=== Passage ===

Saturday marks the Islamic holy day of Ashura, when Shiite Muslims mourn the death of Prophet Muhammad’s grandson at the hands of Umayyad troops in 680AD.

Hussein ibn Ali is regarded as a martyr by Shiites. Devotees weep and beat their chests during processions through the streets on the anniversary of his death, the tenth day of the Islamic month of Muharram.

This year Ashura falls on Saturday, Nov. 24. Shiite Muslims in India and elsewhere commemorate the day with fasting and self-flagellation. Some use chains and swords to self-inflict wounds in an expression of grief and a representation of the martyrdom of Hussein, who died holding his infant son.

The killing of Hussein in Karbala, which is in modern day Iraq, was part of an ongoing struggle between the two main Muslim sects — Sunni and Shiite — over the leadership of the ummah or Islamic community after the death of Prophet Muhammad.

Shiites believe the descendants of Prophet Muhammad’s cousin and son-in-law Ali ibn Abi Talib are the rightful leaders of the ummah.

Sunnis say the leadership should be a political appointment and that it was right that Abu Bakr, a close companion of Prophet Muhammad, became the first caliph of the Islamic community.

Hussein ibn Ali was Ali ibn Abi Talib’s second son. He was killed when he tried to cease power from Yasid I, the second Umayyad caliph.

Outside Iran the largest populations of Shiites live in Pakistan, Iraq and India.

Around one in 10 of India’s 161 million Muslims are Shiites, according to the Pew Forum on Religion and Public Life.

In Delhi, Shiite Muslims proceed from Kashmere Gate to Karbala, the Shia burial ground near Jor Bagh, chanting “Ya Hussein,” this account of last year’s gathering states.

Ashura is also the day on which all Muslims, both Sunni and Shiite, commemorate Nur (Noah) leaving the ark after the flood and the parting of the Red Sea to allow the Israelites to escape the Egyptians.

=== Information supplied ===

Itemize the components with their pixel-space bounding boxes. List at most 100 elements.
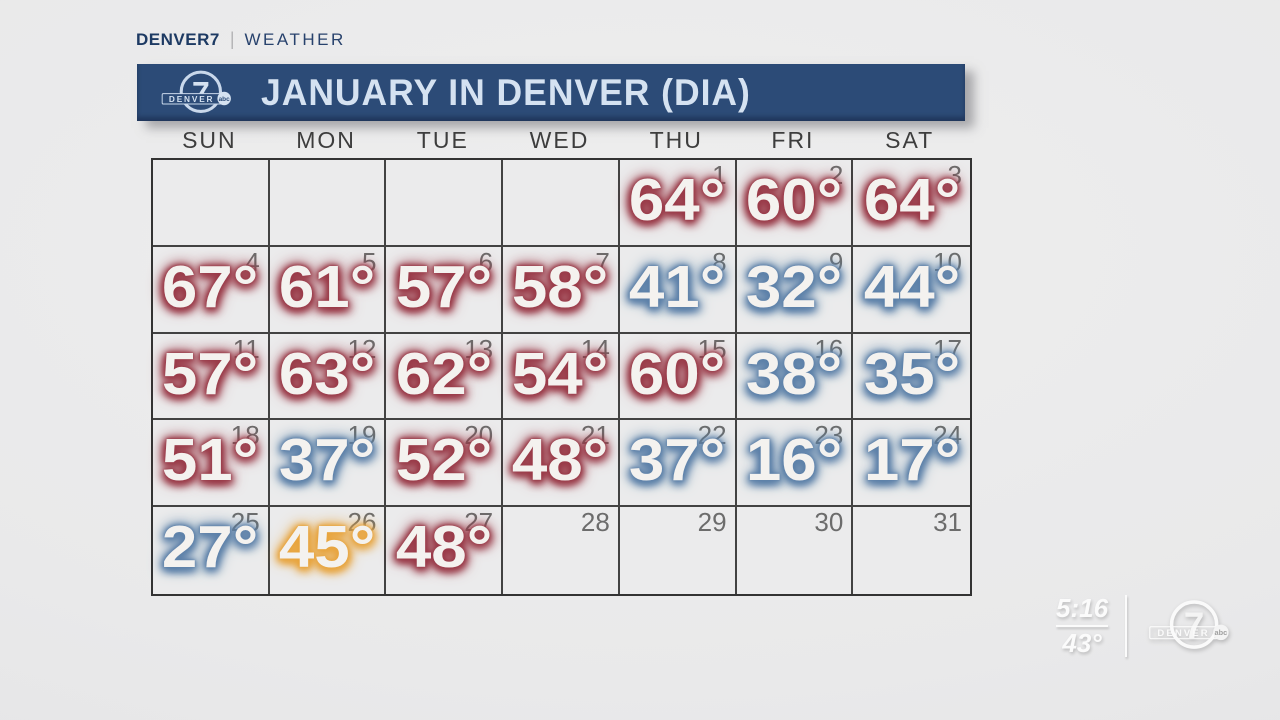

===

### Exercise details
Please render this sentence from the Ashura passage in Spanish: "Outside Iran the largest populations of Shiites live in Pakistan, Iraq and India."

### Correct response
Fuera de Irán, las mayores poblaciones de chiíes viven en Pakistán, Irak e India.